(Records from a collection)
★ ★ ★

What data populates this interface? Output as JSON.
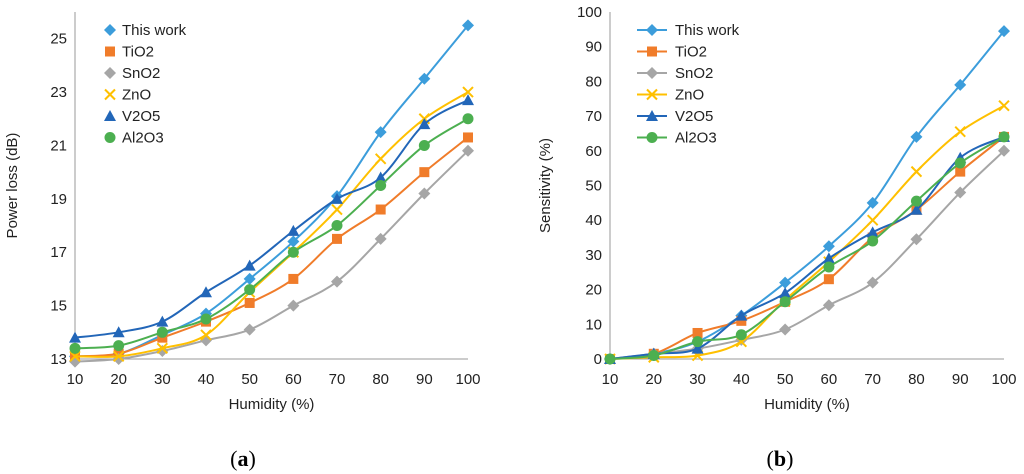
{
  "chart_data": [
    {
      "type": "line",
      "panel_label": "a",
      "title": "",
      "xlabel": "Humidity (%)",
      "ylabel": "Power loss (dB)",
      "x": [
        10,
        20,
        30,
        40,
        50,
        60,
        70,
        80,
        90,
        100
      ],
      "xlim": [
        10,
        100
      ],
      "ylim": [
        13,
        26
      ],
      "yticks": [
        13,
        15,
        17,
        19,
        21,
        23,
        25
      ],
      "series": [
        {
          "name": "This work",
          "color": "#3C9DDB",
          "marker": "diamond",
          "values": [
            13.1,
            13.2,
            13.9,
            14.7,
            16.0,
            17.4,
            19.1,
            21.5,
            23.5,
            25.5
          ]
        },
        {
          "name": "TiO2",
          "color": "#F07C2A",
          "marker": "square",
          "values": [
            13.1,
            13.2,
            13.8,
            14.4,
            15.1,
            16.0,
            17.5,
            18.6,
            20.0,
            21.3
          ]
        },
        {
          "name": "SnO2",
          "color": "#A6A6A6",
          "marker": "diamond",
          "values": [
            12.9,
            13.0,
            13.3,
            13.7,
            14.1,
            15.0,
            15.9,
            17.5,
            19.2,
            20.8
          ]
        },
        {
          "name": "ZnO",
          "color": "#FFC000",
          "marker": "x",
          "values": [
            13.1,
            13.1,
            13.4,
            13.9,
            15.5,
            17.0,
            18.6,
            20.5,
            22.0,
            23.0
          ]
        },
        {
          "name": "V2O5",
          "color": "#2266B8",
          "marker": "triangle",
          "values": [
            13.8,
            14.0,
            14.4,
            15.5,
            16.5,
            17.8,
            19.0,
            19.8,
            21.8,
            22.7
          ]
        },
        {
          "name": "Al2O3",
          "color": "#4CAF50",
          "marker": "circle",
          "values": [
            13.4,
            13.5,
            14.0,
            14.5,
            15.6,
            17.0,
            18.0,
            19.5,
            21.0,
            22.0
          ]
        }
      ]
    },
    {
      "type": "line",
      "panel_label": "b",
      "title": "",
      "xlabel": "Humidity (%)",
      "ylabel": "Sensitivity (%)",
      "x": [
        10,
        20,
        30,
        40,
        50,
        60,
        70,
        80,
        90,
        100
      ],
      "xlim": [
        10,
        100
      ],
      "ylim": [
        0,
        100
      ],
      "yticks": [
        0,
        10,
        20,
        30,
        40,
        50,
        60,
        70,
        80,
        90,
        100
      ],
      "series": [
        {
          "name": "This work",
          "color": "#3C9DDB",
          "marker": "diamond",
          "values": [
            0,
            1.5,
            5.0,
            12.5,
            22.0,
            32.5,
            45.0,
            64.0,
            79.0,
            94.5
          ]
        },
        {
          "name": "TiO2",
          "color": "#F07C2A",
          "marker": "square",
          "values": [
            0,
            1.5,
            7.5,
            11.0,
            16.5,
            23.0,
            35.0,
            43.0,
            54.0,
            64.0
          ]
        },
        {
          "name": "SnO2",
          "color": "#A6A6A6",
          "marker": "diamond",
          "values": [
            0,
            1.5,
            3.0,
            5.5,
            8.5,
            15.5,
            22.0,
            34.5,
            48.0,
            60.0
          ]
        },
        {
          "name": "ZnO",
          "color": "#FFC000",
          "marker": "x",
          "values": [
            0,
            0.5,
            1.0,
            5.0,
            17.0,
            28.0,
            40.0,
            54.0,
            65.5,
            73.0
          ]
        },
        {
          "name": "V2O5",
          "color": "#2266B8",
          "marker": "triangle",
          "values": [
            0,
            1.5,
            3.0,
            12.5,
            19.0,
            29.0,
            36.5,
            43.0,
            58.0,
            64.0
          ]
        },
        {
          "name": "Al2O3",
          "color": "#4CAF50",
          "marker": "circle",
          "values": [
            0,
            1.0,
            5.0,
            7.0,
            16.5,
            26.5,
            34.0,
            45.5,
            56.5,
            64.0
          ]
        }
      ]
    }
  ]
}
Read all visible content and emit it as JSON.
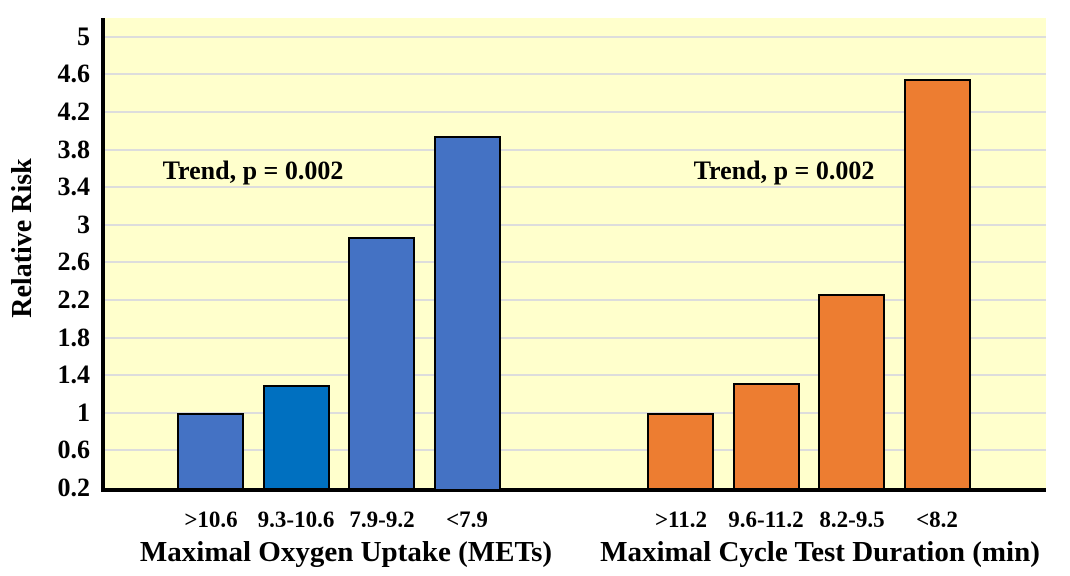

★ ★ ★

Copy the records exactly as they appear, excluding images.

What data populates this interface? Output as JSON.
{
  "chart_data": [
    {
      "type": "line",
      "panel_label": "a",
      "title": "",
      "xlabel": "Humidity (%)",
      "ylabel": "Power loss (dB)",
      "x": [
        10,
        20,
        30,
        40,
        50,
        60,
        70,
        80,
        90,
        100
      ],
      "xlim": [
        10,
        100
      ],
      "ylim": [
        13,
        26
      ],
      "yticks": [
        13,
        15,
        17,
        19,
        21,
        23,
        25
      ],
      "series": [
        {
          "name": "This work",
          "color": "#3C9DDB",
          "marker": "diamond",
          "values": [
            13.1,
            13.2,
            13.9,
            14.7,
            16.0,
            17.4,
            19.1,
            21.5,
            23.5,
            25.5
          ]
        },
        {
          "name": "TiO2",
          "color": "#F07C2A",
          "marker": "square",
          "values": [
            13.1,
            13.2,
            13.8,
            14.4,
            15.1,
            16.0,
            17.5,
            18.6,
            20.0,
            21.3
          ]
        },
        {
          "name": "SnO2",
          "color": "#A6A6A6",
          "marker": "diamond",
          "values": [
            12.9,
            13.0,
            13.3,
            13.7,
            14.1,
            15.0,
            15.9,
            17.5,
            19.2,
            20.8
          ]
        },
        {
          "name": "ZnO",
          "color": "#FFC000",
          "marker": "x",
          "values": [
            13.1,
            13.1,
            13.4,
            13.9,
            15.5,
            17.0,
            18.6,
            20.5,
            22.0,
            23.0
          ]
        },
        {
          "name": "V2O5",
          "color": "#2266B8",
          "marker": "triangle",
          "values": [
            13.8,
            14.0,
            14.4,
            15.5,
            16.5,
            17.8,
            19.0,
            19.8,
            21.8,
            22.7
          ]
        },
        {
          "name": "Al2O3",
          "color": "#4CAF50",
          "marker": "circle",
          "values": [
            13.4,
            13.5,
            14.0,
            14.5,
            15.6,
            17.0,
            18.0,
            19.5,
            21.0,
            22.0
          ]
        }
      ]
    },
    {
      "type": "line",
      "panel_label": "b",
      "title": "",
      "xlabel": "Humidity (%)",
      "ylabel": "Sensitivity (%)",
      "x": [
        10,
        20,
        30,
        40,
        50,
        60,
        70,
        80,
        90,
        100
      ],
      "xlim": [
        10,
        100
      ],
      "ylim": [
        0,
        100
      ],
      "yticks": [
        0,
        10,
        20,
        30,
        40,
        50,
        60,
        70,
        80,
        90,
        100
      ],
      "series": [
        {
          "name": "This work",
          "color": "#3C9DDB",
          "marker": "diamond",
          "values": [
            0,
            1.5,
            5.0,
            12.5,
            22.0,
            32.5,
            45.0,
            64.0,
            79.0,
            94.5
          ]
        },
        {
          "name": "TiO2",
          "color": "#F07C2A",
          "marker": "square",
          "values": [
            0,
            1.5,
            7.5,
            11.0,
            16.5,
            23.0,
            35.0,
            43.0,
            54.0,
            64.0
          ]
        },
        {
          "name": "SnO2",
          "color": "#A6A6A6",
          "marker": "diamond",
          "values": [
            0,
            1.5,
            3.0,
            5.5,
            8.5,
            15.5,
            22.0,
            34.5,
            48.0,
            60.0
          ]
        },
        {
          "name": "ZnO",
          "color": "#FFC000",
          "marker": "x",
          "values": [
            0,
            0.5,
            1.0,
            5.0,
            17.0,
            28.0,
            40.0,
            54.0,
            65.5,
            73.0
          ]
        },
        {
          "name": "V2O5",
          "color": "#2266B8",
          "marker": "triangle",
          "values": [
            0,
            1.5,
            3.0,
            12.5,
            19.0,
            29.0,
            36.5,
            43.0,
            58.0,
            64.0
          ]
        },
        {
          "name": "Al2O3",
          "color": "#4CAF50",
          "marker": "circle",
          "values": [
            0,
            1.0,
            5.0,
            7.0,
            16.5,
            26.5,
            34.0,
            45.5,
            56.5,
            64.0
          ]
        }
      ]
    }
  ]
}
Read all visible content and emit it as JSON.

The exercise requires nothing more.